Information provided:
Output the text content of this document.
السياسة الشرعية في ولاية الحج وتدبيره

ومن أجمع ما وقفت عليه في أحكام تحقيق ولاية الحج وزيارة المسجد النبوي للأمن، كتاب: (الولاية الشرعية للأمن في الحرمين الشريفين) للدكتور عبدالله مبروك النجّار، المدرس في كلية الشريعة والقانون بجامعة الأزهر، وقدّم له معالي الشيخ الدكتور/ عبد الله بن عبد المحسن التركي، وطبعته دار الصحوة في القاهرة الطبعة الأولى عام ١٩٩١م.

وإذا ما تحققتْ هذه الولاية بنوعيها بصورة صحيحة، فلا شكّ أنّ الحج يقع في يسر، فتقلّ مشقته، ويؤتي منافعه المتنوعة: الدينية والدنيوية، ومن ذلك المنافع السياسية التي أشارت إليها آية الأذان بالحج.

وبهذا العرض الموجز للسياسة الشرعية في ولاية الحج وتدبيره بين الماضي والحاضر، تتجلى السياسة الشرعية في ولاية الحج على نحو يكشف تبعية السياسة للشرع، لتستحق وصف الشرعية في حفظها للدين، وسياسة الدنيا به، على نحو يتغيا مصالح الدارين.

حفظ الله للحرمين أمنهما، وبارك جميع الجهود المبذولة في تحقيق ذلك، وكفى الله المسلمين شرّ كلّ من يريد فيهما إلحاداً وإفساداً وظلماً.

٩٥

What to produce: Filter out all lines lacking the word "تحقيق" and copy the rest.

Exercise output:
ومن أجمع ما وقفت عليه في أحكام تحقيق ولاية الحج وزيارة المسجد النبوي للأمن، كتاب: (الولاية الشرعية للأمن في الحرمين الشريفين) للدكتور عبدالله مبروك النجّار، المدرس في كلية الشريعة والقانون بجامعة الأزهر، وقدّم له معالي الشيخ الدكتور/ عبد الله بن عبد المحسن التركي، وطبعته دار الصحوة في القاهرة الطبعة الأولى عام ١٩٩١م.
حفظ الله للحرمين أمنهما، وبارك جميع الجهود المبذولة في تحقيق ذلك، وكفى الله المسلمين شرّ كلّ من يريد فيهما إلحاداً وإفساداً وظلماً.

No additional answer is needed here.